## Work to complete:
Retype each record below word for word. Leave the pictures out.

-- begin Given records --

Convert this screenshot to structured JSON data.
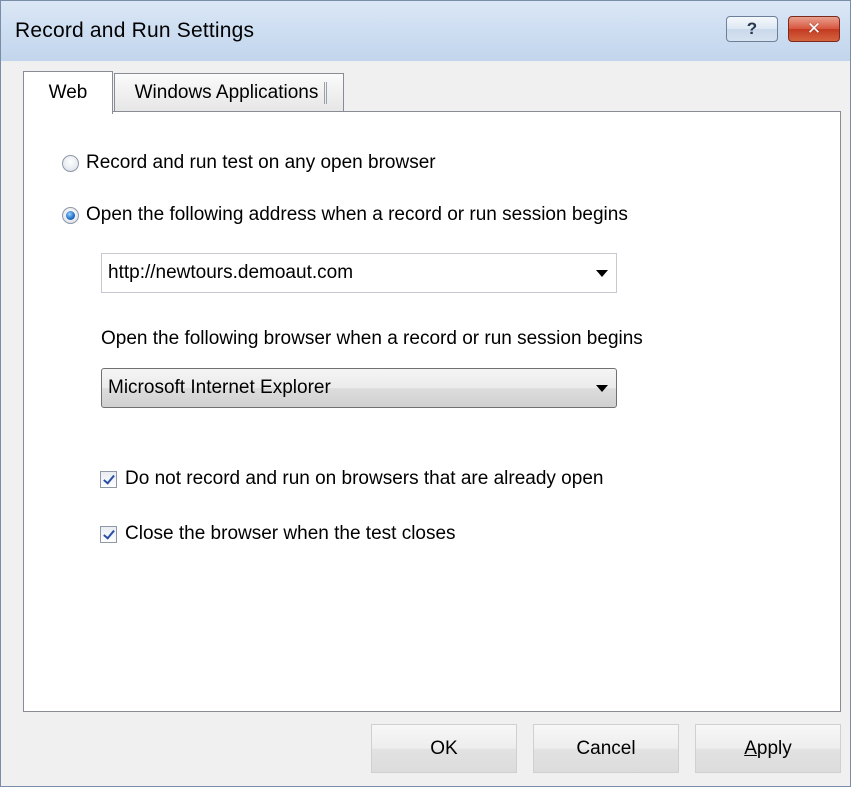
{
  "window": {
    "title": "Record and Run Settings",
    "help_glyph": "?",
    "close_glyph": "✕",
    "help_icon": "question-mark-icon",
    "close_icon": "close-x-icon",
    "close_color": "#c33a21"
  },
  "tabs": [
    {
      "label": "Web",
      "selected": true
    },
    {
      "label": "Windows Applications",
      "selected": false
    }
  ],
  "web": {
    "radio_any_browser": {
      "label": "Record and run test on any open browser",
      "checked": false
    },
    "radio_open_address": {
      "label": "Open the following address when a record or run session begins",
      "checked": true
    },
    "address_value": "http://newtours.demoaut.com",
    "browser_label": "Open the following browser when a record or run session begins",
    "browser_value": "Microsoft Internet Explorer",
    "check_no_open": {
      "label": "Do not record and run on browsers that are already open",
      "checked": true
    },
    "check_close": {
      "label": "Close the browser when the test closes",
      "checked": true
    }
  },
  "buttons": {
    "ok": "OK",
    "cancel": "Cancel",
    "apply_first": "A",
    "apply_rest": "pply"
  }
}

-- end Given records --

## The answer:
Convert this screenshot to structured JSON data.
{
  "window": {
    "title": "Record and Run Settings",
    "help_glyph": "?",
    "close_glyph": "✕",
    "help_icon": "question-mark-icon",
    "close_icon": "close-x-icon",
    "close_color": "#c33a21"
  },
  "tabs": [
    {
      "label": "Web",
      "selected": true
    },
    {
      "label": "Windows Applications",
      "selected": false
    }
  ],
  "web": {
    "radio_any_browser": {
      "label": "Record and run test on any open browser",
      "checked": false
    },
    "radio_open_address": {
      "label": "Open the following address when a record or run session begins",
      "checked": true
    },
    "address_value": "http://newtours.demoaut.com",
    "browser_label": "Open the following browser when a record or run session begins",
    "browser_value": "Microsoft Internet Explorer",
    "check_no_open": {
      "label": "Do not record and run on browsers that are already open",
      "checked": true
    },
    "check_close": {
      "label": "Close the browser when the test closes",
      "checked": true
    }
  },
  "buttons": {
    "ok": "OK",
    "cancel": "Cancel",
    "apply_first": "A",
    "apply_rest": "pply"
  }
}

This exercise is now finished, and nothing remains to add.